Entries from a visual dataset
/---

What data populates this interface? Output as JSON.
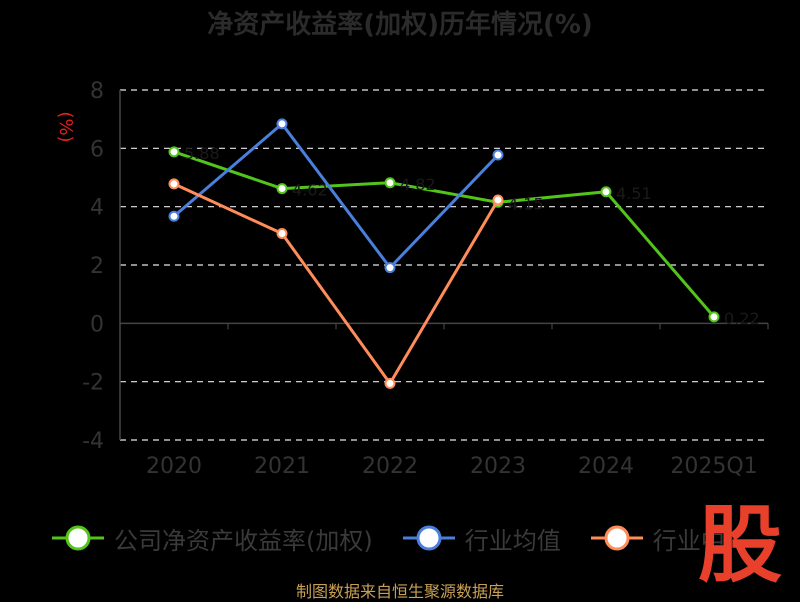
{
  "chart_data": {
    "type": "line",
    "title": "净资产收益率(加权)历年情况(%)",
    "ylabel": "(%)",
    "categories": [
      "2020",
      "2021",
      "2022",
      "2023",
      "2024",
      "2025Q1"
    ],
    "ylim": [
      -4,
      8
    ],
    "yticks": [
      "8",
      "6",
      "4",
      "2",
      "0",
      "-2",
      "-4"
    ],
    "grid": true,
    "legend_position": "bottom",
    "series": [
      {
        "name": "公司净资产收益率(加权)",
        "color": "#52c41a",
        "values": [
          5.88,
          4.62,
          4.82,
          4.15,
          4.51,
          0.22
        ],
        "labels": [
          "5.88",
          "4.62",
          "4.82",
          "4.15",
          "4.51",
          "0.22"
        ]
      },
      {
        "name": "行业均值",
        "color": "#4a7fdc",
        "values": [
          3.67,
          6.84,
          1.91,
          5.77,
          null,
          null
        ]
      },
      {
        "name": "行业中位数",
        "color": "#ff8c5a",
        "values": [
          4.78,
          3.08,
          -2.06,
          4.23,
          null,
          null
        ]
      }
    ]
  },
  "legend": {
    "items": [
      {
        "label": "公司净资产收益率(加权)"
      },
      {
        "label": "行业均值"
      },
      {
        "label": "行业中"
      }
    ]
  },
  "source": "制图数据来自恒生聚源数据库",
  "stamp": "股"
}
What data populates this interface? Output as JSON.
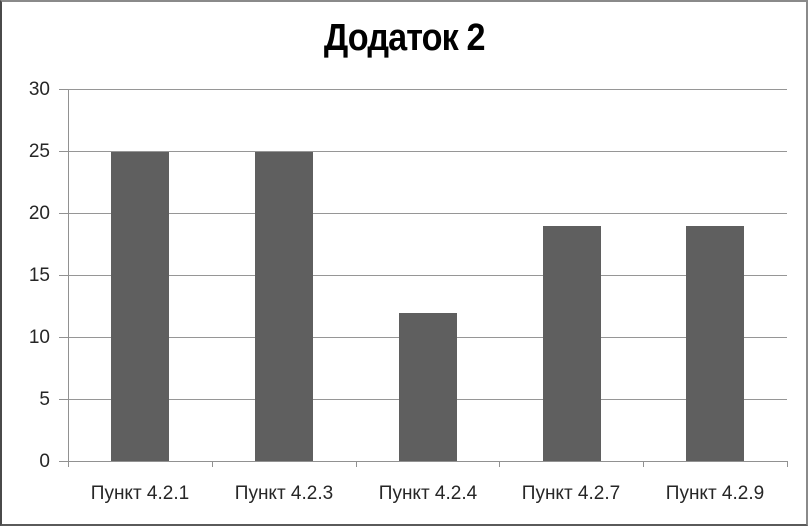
{
  "chart_data": {
    "type": "bar",
    "title": "Додаток 2",
    "categories": [
      "Пункт 4.2.1",
      "Пункт 4.2.3",
      "Пункт 4.2.4",
      "Пункт 4.2.7",
      "Пункт 4.2.9"
    ],
    "values": [
      25,
      25,
      12,
      19,
      19
    ],
    "xlabel": "",
    "ylabel": "",
    "ylim": [
      0,
      30
    ],
    "yticks": [
      0,
      5,
      10,
      15,
      20,
      25,
      30
    ],
    "grid": "horizontal",
    "legend": "none",
    "colors": {
      "bar": "#5f5f5f",
      "grid": "#969696",
      "axis": "#919191",
      "text": "#262626",
      "title": "#000000",
      "background": "#ffffff"
    }
  }
}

\---

Extract the full listing above verbatim; pictures are to be left out of the copy.

What data populates this interface? Output as JSON.
{
  "chart_data": {
    "type": "line",
    "title": "净资产收益率(加权)历年情况(%)",
    "ylabel": "(%)",
    "categories": [
      "2020",
      "2021",
      "2022",
      "2023",
      "2024",
      "2025Q1"
    ],
    "ylim": [
      -4,
      8
    ],
    "yticks": [
      "8",
      "6",
      "4",
      "2",
      "0",
      "-2",
      "-4"
    ],
    "grid": true,
    "legend_position": "bottom",
    "series": [
      {
        "name": "公司净资产收益率(加权)",
        "color": "#52c41a",
        "values": [
          5.88,
          4.62,
          4.82,
          4.15,
          4.51,
          0.22
        ],
        "labels": [
          "5.88",
          "4.62",
          "4.82",
          "4.15",
          "4.51",
          "0.22"
        ]
      },
      {
        "name": "行业均值",
        "color": "#4a7fdc",
        "values": [
          3.67,
          6.84,
          1.91,
          5.77,
          null,
          null
        ]
      },
      {
        "name": "行业中位数",
        "color": "#ff8c5a",
        "values": [
          4.78,
          3.08,
          -2.06,
          4.23,
          null,
          null
        ]
      }
    ]
  },
  "legend": {
    "items": [
      {
        "label": "公司净资产收益率(加权)"
      },
      {
        "label": "行业均值"
      },
      {
        "label": "行业中"
      }
    ]
  },
  "source": "制图数据来自恒生聚源数据库",
  "stamp": "股"
}
What data populates this interface? Output as JSON.
{
  "chart_data": {
    "type": "bar",
    "title": "Додаток 2",
    "categories": [
      "Пункт 4.2.1",
      "Пункт 4.2.3",
      "Пункт 4.2.4",
      "Пункт 4.2.7",
      "Пункт 4.2.9"
    ],
    "values": [
      25,
      25,
      12,
      19,
      19
    ],
    "xlabel": "",
    "ylabel": "",
    "ylim": [
      0,
      30
    ],
    "yticks": [
      0,
      5,
      10,
      15,
      20,
      25,
      30
    ],
    "grid": "horizontal",
    "legend": "none",
    "colors": {
      "bar": "#5f5f5f",
      "grid": "#969696",
      "axis": "#919191",
      "text": "#262626",
      "title": "#000000",
      "background": "#ffffff"
    }
  }
}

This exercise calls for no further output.